[Data records]
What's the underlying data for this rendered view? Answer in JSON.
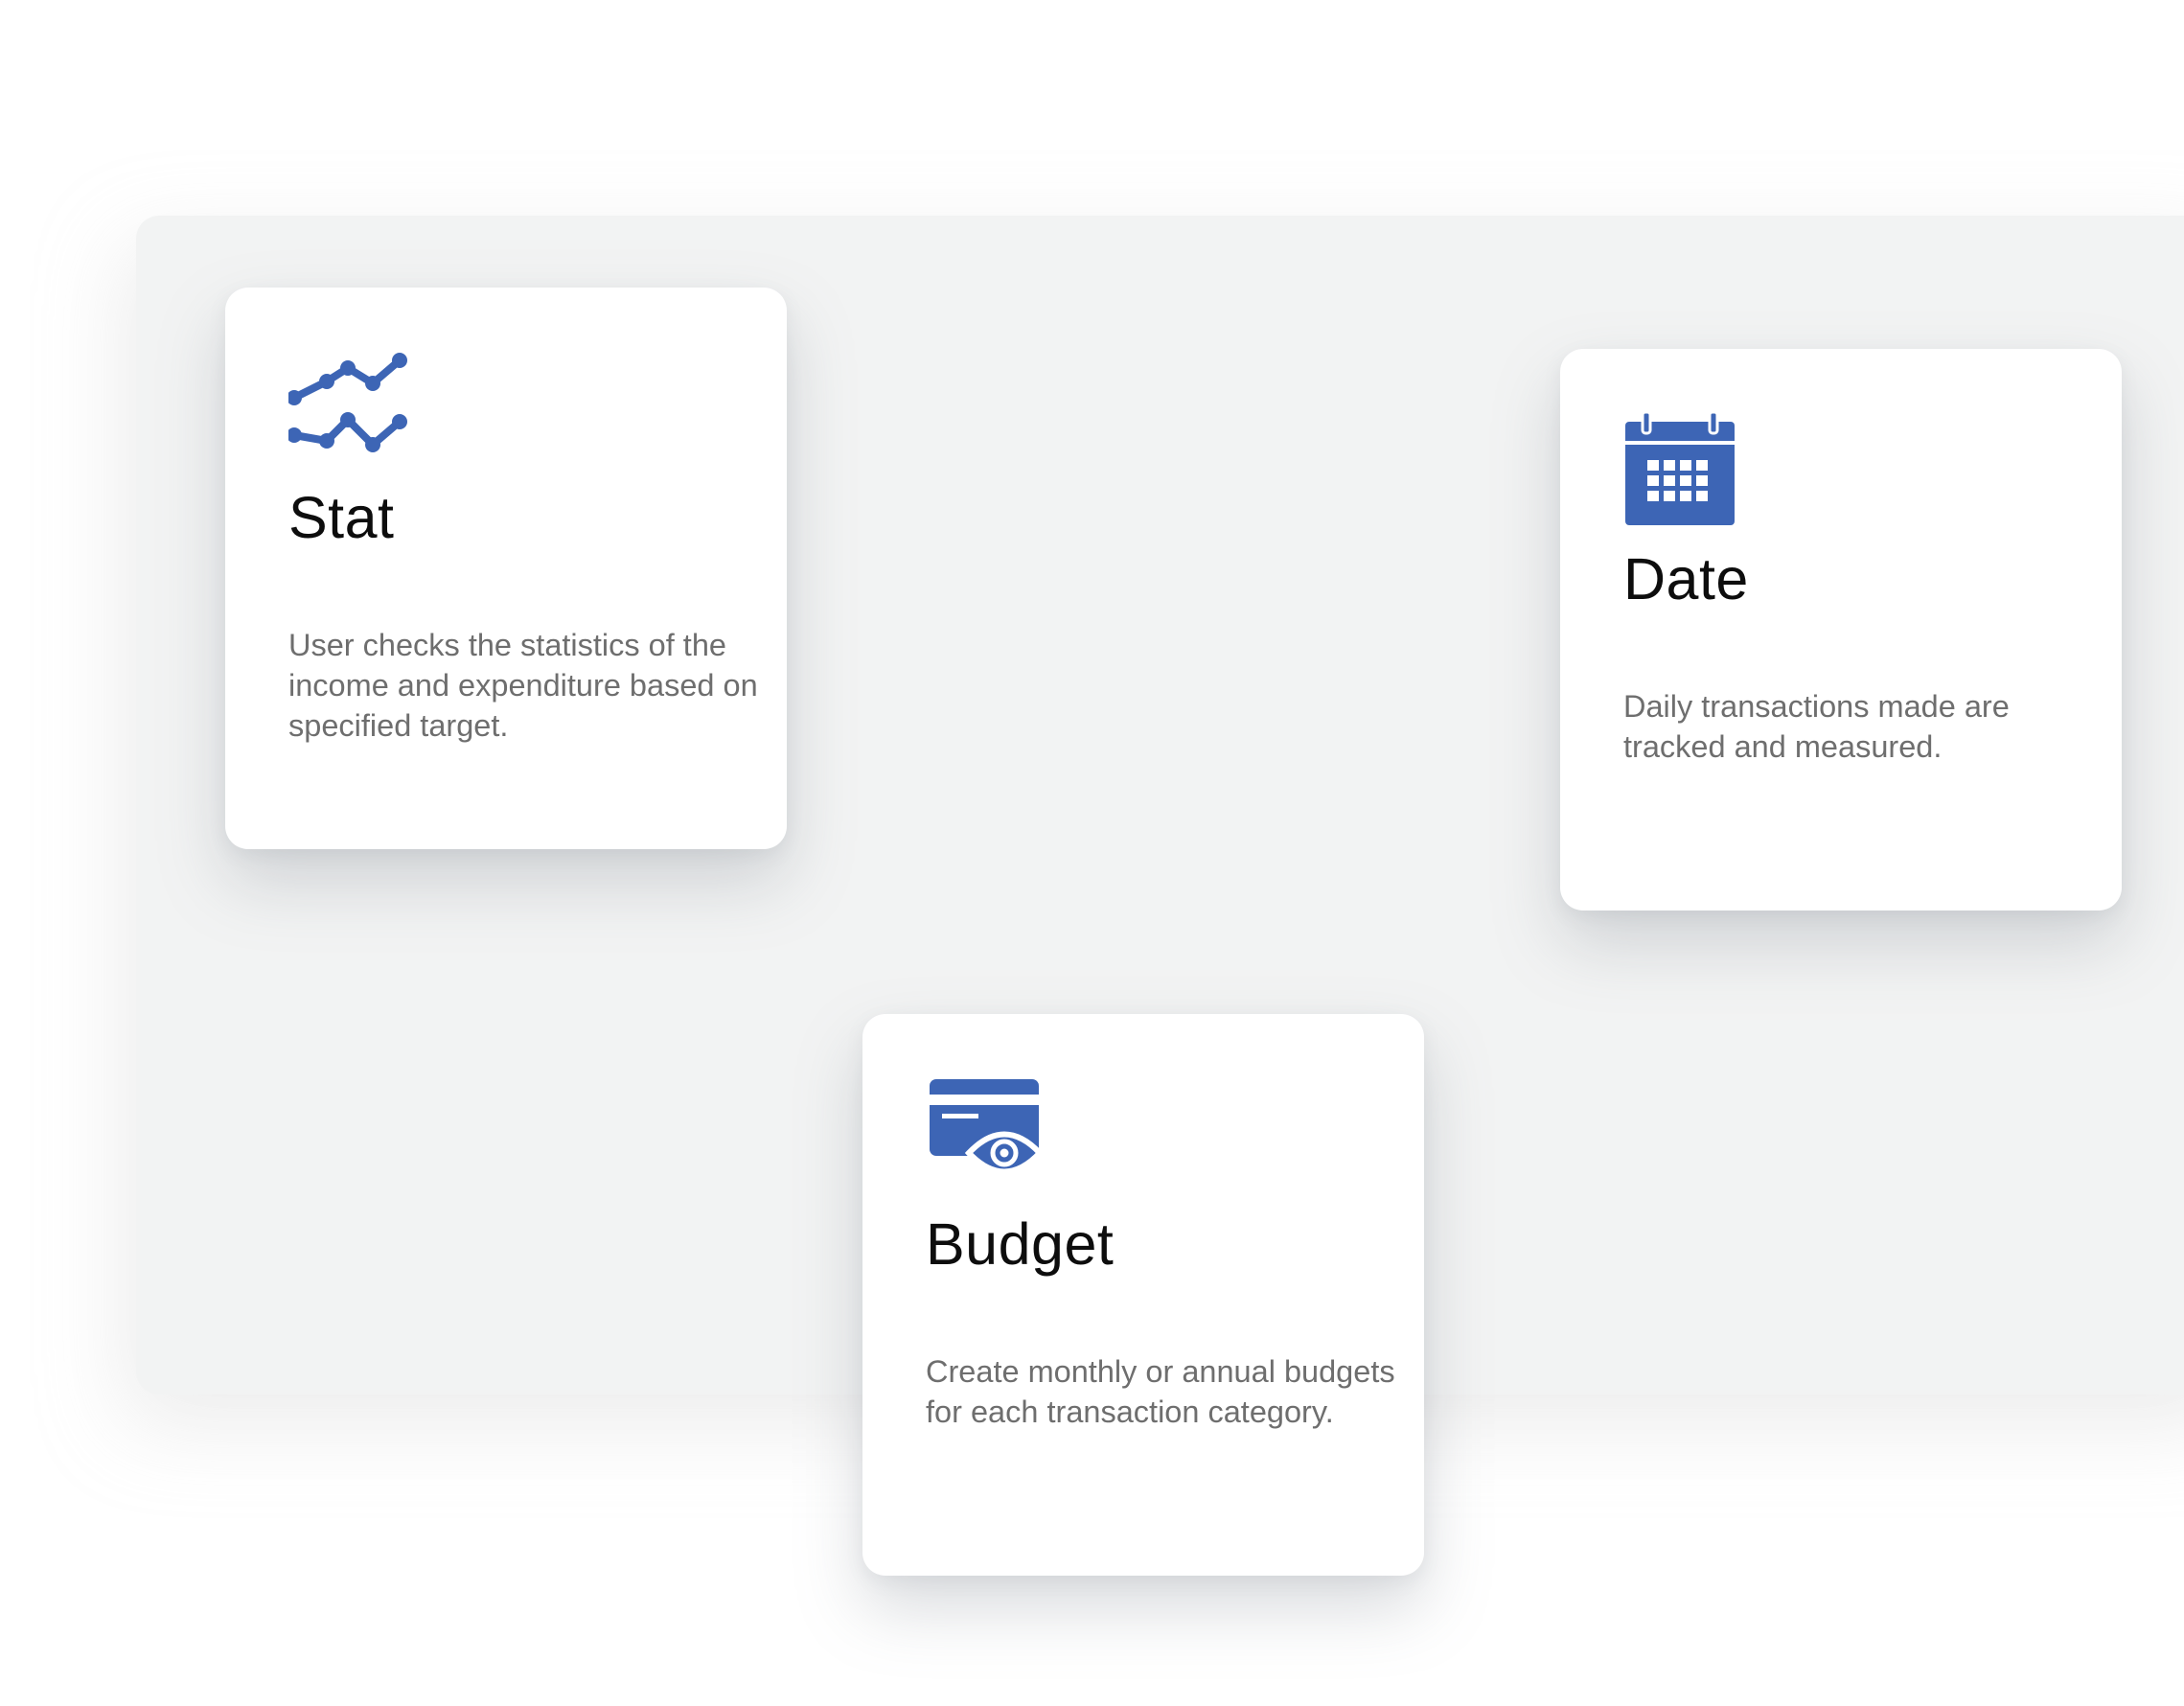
{
  "colors": {
    "accent": "#3d65b5",
    "panel_background": "#f2f3f3",
    "card_background": "#ffffff",
    "title_text": "#0d0d0d",
    "description_text": "#6e6e6e"
  },
  "cards": [
    {
      "icon": "stats-line-chart-icon",
      "title": "Stat",
      "description": "User checks the statistics of the income and expenditure based on specified target."
    },
    {
      "icon": "calendar-icon",
      "title": "Date",
      "description": "Daily transactions made are tracked and measured."
    },
    {
      "icon": "credit-card-eye-icon",
      "title": "Budget",
      "description": "Create monthly or annual budgets for each transaction category."
    }
  ]
}
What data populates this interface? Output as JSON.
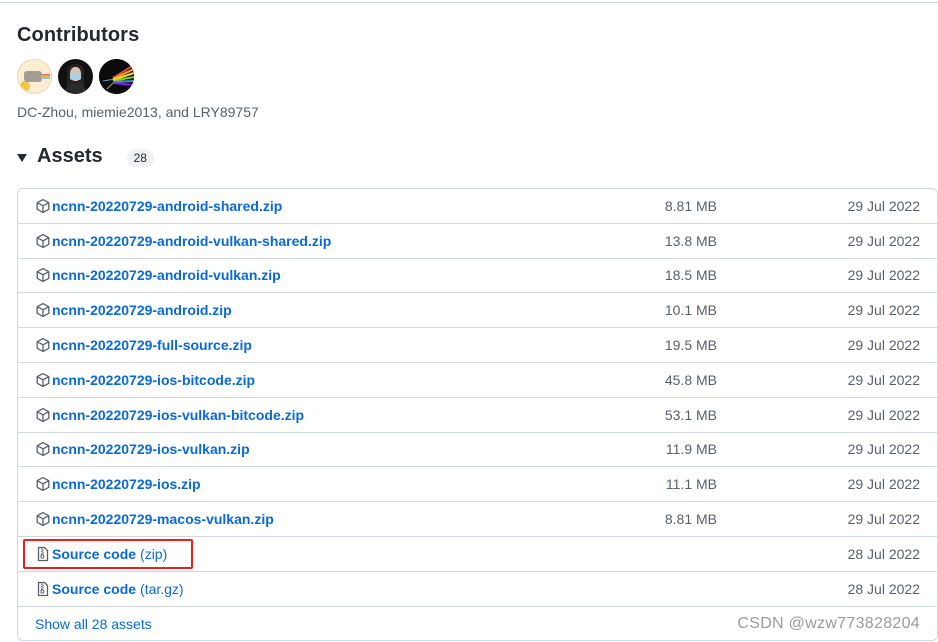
{
  "contributors": {
    "title": "Contributors",
    "avatars": [
      {
        "user": "DC-Zhou",
        "icon": "avatar-cat-icon"
      },
      {
        "user": "miemie2013",
        "icon": "avatar-person-icon"
      },
      {
        "user": "LRY89757",
        "icon": "avatar-prism-icon"
      }
    ],
    "names_text": "DC-Zhou, miemie2013, and LRY89757"
  },
  "assets": {
    "title": "Assets",
    "count": "28",
    "items": [
      {
        "name": "ncnn-20220729-android-shared.zip",
        "size": "8.81 MB",
        "date": "29 Jul 2022",
        "icon": "package-icon"
      },
      {
        "name": "ncnn-20220729-android-vulkan-shared.zip",
        "size": "13.8 MB",
        "date": "29 Jul 2022",
        "icon": "package-icon"
      },
      {
        "name": "ncnn-20220729-android-vulkan.zip",
        "size": "18.5 MB",
        "date": "29 Jul 2022",
        "icon": "package-icon"
      },
      {
        "name": "ncnn-20220729-android.zip",
        "size": "10.1 MB",
        "date": "29 Jul 2022",
        "icon": "package-icon"
      },
      {
        "name": "ncnn-20220729-full-source.zip",
        "size": "19.5 MB",
        "date": "29 Jul 2022",
        "icon": "package-icon"
      },
      {
        "name": "ncnn-20220729-ios-bitcode.zip",
        "size": "45.8 MB",
        "date": "29 Jul 2022",
        "icon": "package-icon"
      },
      {
        "name": "ncnn-20220729-ios-vulkan-bitcode.zip",
        "size": "53.1 MB",
        "date": "29 Jul 2022",
        "icon": "package-icon"
      },
      {
        "name": "ncnn-20220729-ios-vulkan.zip",
        "size": "11.9 MB",
        "date": "29 Jul 2022",
        "icon": "package-icon"
      },
      {
        "name": "ncnn-20220729-ios.zip",
        "size": "11.1 MB",
        "date": "29 Jul 2022",
        "icon": "package-icon"
      },
      {
        "name": "ncnn-20220729-macos-vulkan.zip",
        "size": "8.81 MB",
        "date": "29 Jul 2022",
        "icon": "package-icon"
      }
    ],
    "source_items": [
      {
        "name": "Source code",
        "suffix": "(zip)",
        "date": "28 Jul 2022",
        "icon": "file-zip-icon",
        "highlighted": true
      },
      {
        "name": "Source code",
        "suffix": "(tar.gz)",
        "date": "28 Jul 2022",
        "icon": "file-zip-icon",
        "highlighted": false
      }
    ],
    "show_all_label": "Show all 28 assets"
  },
  "watermark": "CSDN @wzw773828204",
  "colors": {
    "link": "#0969da",
    "muted": "#57606a",
    "border": "#d0d7de",
    "highlight": "#e8201c"
  }
}
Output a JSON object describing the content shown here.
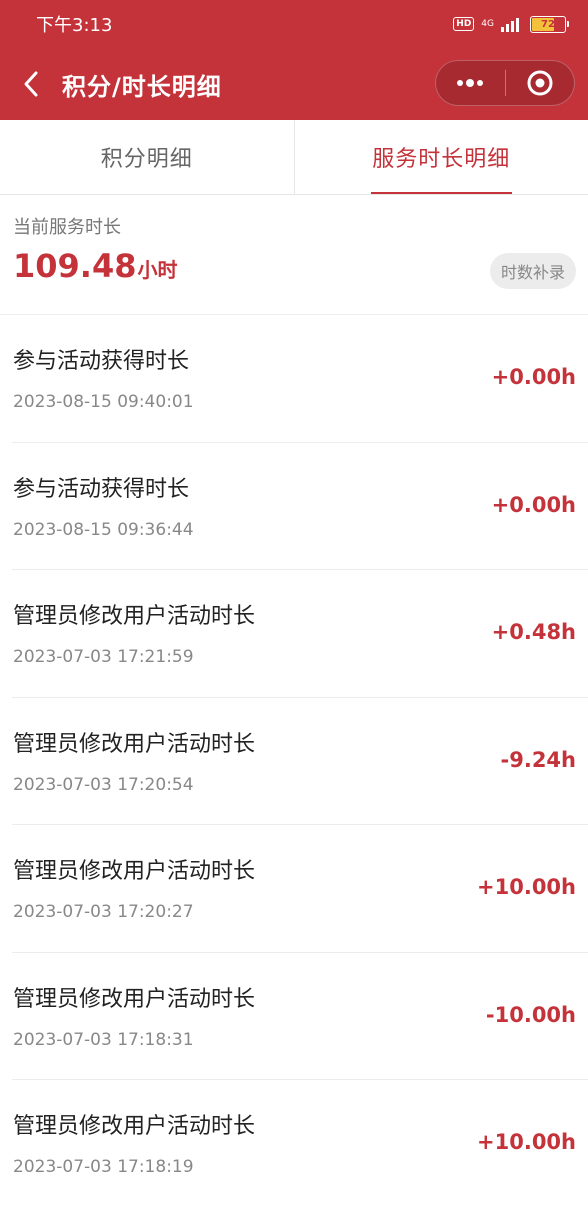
{
  "status_bar": {
    "time": "下午3:13",
    "hd": "HD",
    "network": "4G",
    "battery": "72",
    "battery_level": 0.72
  },
  "navbar": {
    "title": "积分/时长明细",
    "back_icon": "chevron-left-icon",
    "more_icon": "more-dots-icon",
    "close_icon": "target-circle-icon"
  },
  "tabs": [
    {
      "label": "积分明细",
      "active": false
    },
    {
      "label": "服务时长明细",
      "active": true
    }
  ],
  "summary": {
    "label": "当前服务时长",
    "value": "109.48",
    "unit": "小时",
    "supplement_button": "时数补录"
  },
  "records": [
    {
      "title": "参与活动获得时长",
      "time": "2023-08-15 09:40:01",
      "amount": "+0.00h"
    },
    {
      "title": "参与活动获得时长",
      "time": "2023-08-15 09:36:44",
      "amount": "+0.00h"
    },
    {
      "title": "管理员修改用户活动时长",
      "time": "2023-07-03 17:21:59",
      "amount": "+0.48h"
    },
    {
      "title": "管理员修改用户活动时长",
      "time": "2023-07-03 17:20:54",
      "amount": "-9.24h"
    },
    {
      "title": "管理员修改用户活动时长",
      "time": "2023-07-03 17:20:27",
      "amount": "+10.00h"
    },
    {
      "title": "管理员修改用户活动时长",
      "time": "2023-07-03 17:18:31",
      "amount": "-10.00h"
    },
    {
      "title": "管理员修改用户活动时长",
      "time": "2023-07-03 17:18:19",
      "amount": "+10.00h"
    }
  ],
  "colors": {
    "brand": "#c4323a",
    "muted_text": "#888888",
    "divider": "#ececec"
  }
}
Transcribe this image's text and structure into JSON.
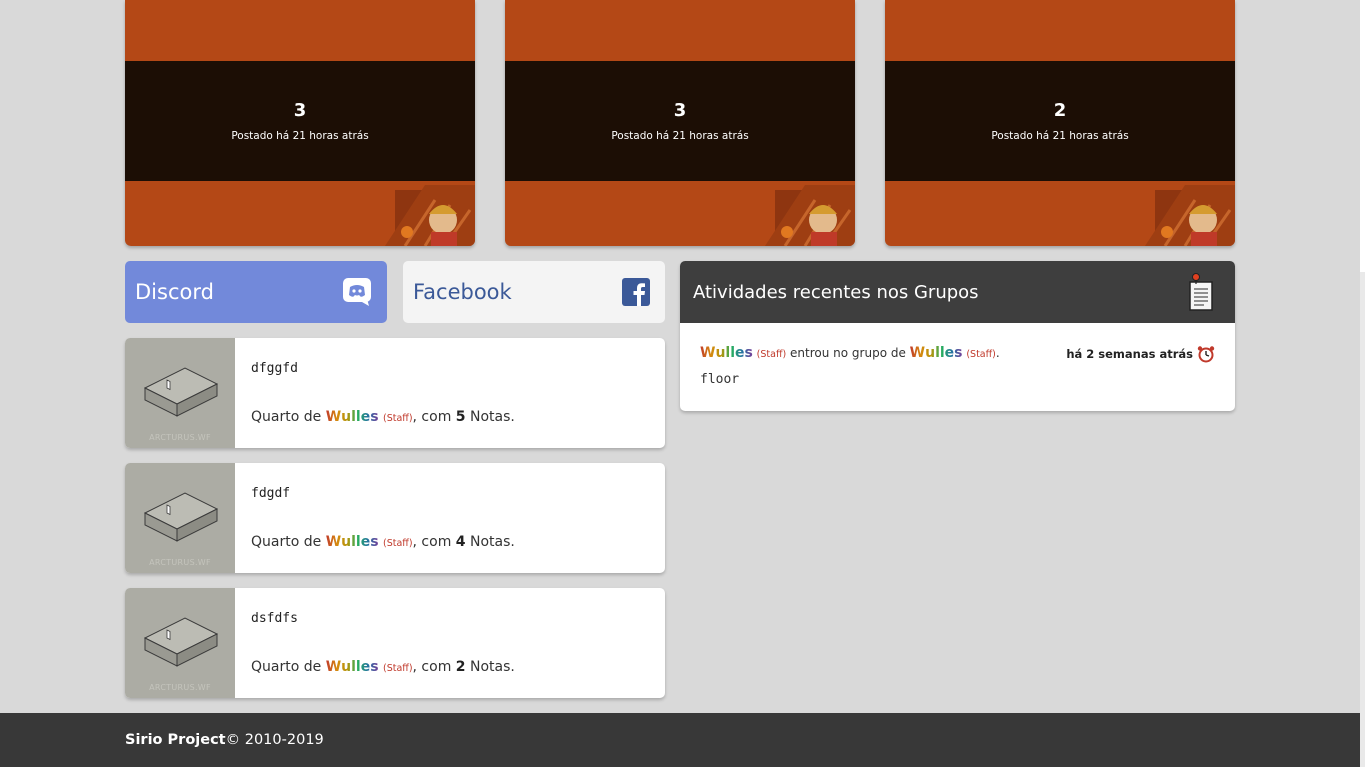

◆ The request
Quote the preceding records in their entirety, excluding every picture.

◆ Expected output
What's the underlying data for this rendered view? Answer in JSON.
{
  "colors": {
    "accent": "#3d65b5",
    "panel_background": "#f2f3f3",
    "card_background": "#ffffff",
    "title_text": "#0d0d0d",
    "description_text": "#6e6e6e"
  },
  "cards": [
    {
      "icon": "stats-line-chart-icon",
      "title": "Stat",
      "description": "User checks the statistics of the income and expenditure based on specified target."
    },
    {
      "icon": "calendar-icon",
      "title": "Date",
      "description": "Daily transactions made are tracked and measured."
    },
    {
      "icon": "credit-card-eye-icon",
      "title": "Budget",
      "description": "Create monthly or annual budgets for each transaction category."
    }
  ]
}
What data populates this interface? Output as JSON.
{
  "contributors": {
    "title": "Contributors",
    "avatars": [
      {
        "user": "DC-Zhou",
        "icon": "avatar-cat-icon"
      },
      {
        "user": "miemie2013",
        "icon": "avatar-person-icon"
      },
      {
        "user": "LRY89757",
        "icon": "avatar-prism-icon"
      }
    ],
    "names_text": "DC-Zhou, miemie2013, and LRY89757"
  },
  "assets": {
    "title": "Assets",
    "count": "28",
    "items": [
      {
        "name": "ncnn-20220729-android-shared.zip",
        "size": "8.81 MB",
        "date": "29 Jul 2022",
        "icon": "package-icon"
      },
      {
        "name": "ncnn-20220729-android-vulkan-shared.zip",
        "size": "13.8 MB",
        "date": "29 Jul 2022",
        "icon": "package-icon"
      },
      {
        "name": "ncnn-20220729-android-vulkan.zip",
        "size": "18.5 MB",
        "date": "29 Jul 2022",
        "icon": "package-icon"
      },
      {
        "name": "ncnn-20220729-android.zip",
        "size": "10.1 MB",
        "date": "29 Jul 2022",
        "icon": "package-icon"
      },
      {
        "name": "ncnn-20220729-full-source.zip",
        "size": "19.5 MB",
        "date": "29 Jul 2022",
        "icon": "package-icon"
      },
      {
        "name": "ncnn-20220729-ios-bitcode.zip",
        "size": "45.8 MB",
        "date": "29 Jul 2022",
        "icon": "package-icon"
      },
      {
        "name": "ncnn-20220729-ios-vulkan-bitcode.zip",
        "size": "53.1 MB",
        "date": "29 Jul 2022",
        "icon": "package-icon"
      },
      {
        "name": "ncnn-20220729-ios-vulkan.zip",
        "size": "11.9 MB",
        "date": "29 Jul 2022",
        "icon": "package-icon"
      },
      {
        "name": "ncnn-20220729-ios.zip",
        "size": "11.1 MB",
        "date": "29 Jul 2022",
        "icon": "package-icon"
      },
      {
        "name": "ncnn-20220729-macos-vulkan.zip",
        "size": "8.81 MB",
        "date": "29 Jul 2022",
        "icon": "package-icon"
      }
    ],
    "source_items": [
      {
        "name": "Source code",
        "suffix": "(zip)",
        "date": "28 Jul 2022",
        "icon": "file-zip-icon",
        "highlighted": true
      },
      {
        "name": "Source code",
        "suffix": "(tar.gz)",
        "date": "28 Jul 2022",
        "icon": "file-zip-icon",
        "highlighted": false
      }
    ],
    "show_all_label": "Show all 28 assets"
  },
  "watermark": "CSDN @wzw773828204",
  "colors": {
    "link": "#0969da",
    "muted": "#57606a",
    "border": "#d0d7de",
    "highlight": "#e8201c"
  }
}
Output a JSON object describing the content shown here.
{
  "status_bar": {
    "time": "下午3:13",
    "hd": "HD",
    "network": "4G",
    "battery": "72",
    "battery_level": 0.72
  },
  "navbar": {
    "title": "积分/时长明细",
    "back_icon": "chevron-left-icon",
    "more_icon": "more-dots-icon",
    "close_icon": "target-circle-icon"
  },
  "tabs": [
    {
      "label": "积分明细",
      "active": false
    },
    {
      "label": "服务时长明细",
      "active": true
    }
  ],
  "summary": {
    "label": "当前服务时长",
    "value": "109.48",
    "unit": "小时",
    "supplement_button": "时数补录"
  },
  "records": [
    {
      "title": "参与活动获得时长",
      "time": "2023-08-15 09:40:01",
      "amount": "+0.00h"
    },
    {
      "title": "参与活动获得时长",
      "time": "2023-08-15 09:36:44",
      "amount": "+0.00h"
    },
    {
      "title": "管理员修改用户活动时长",
      "time": "2023-07-03 17:21:59",
      "amount": "+0.48h"
    },
    {
      "title": "管理员修改用户活动时长",
      "time": "2023-07-03 17:20:54",
      "amount": "-9.24h"
    },
    {
      "title": "管理员修改用户活动时长",
      "time": "2023-07-03 17:20:27",
      "amount": "+10.00h"
    },
    {
      "title": "管理员修改用户活动时长",
      "time": "2023-07-03 17:18:31",
      "amount": "-10.00h"
    },
    {
      "title": "管理员修改用户活动时长",
      "time": "2023-07-03 17:18:19",
      "amount": "+10.00h"
    }
  ],
  "colors": {
    "brand": "#c4323a",
    "muted_text": "#888888",
    "divider": "#ececec"
  }
}
Transcribe this image's text and structure into JSON.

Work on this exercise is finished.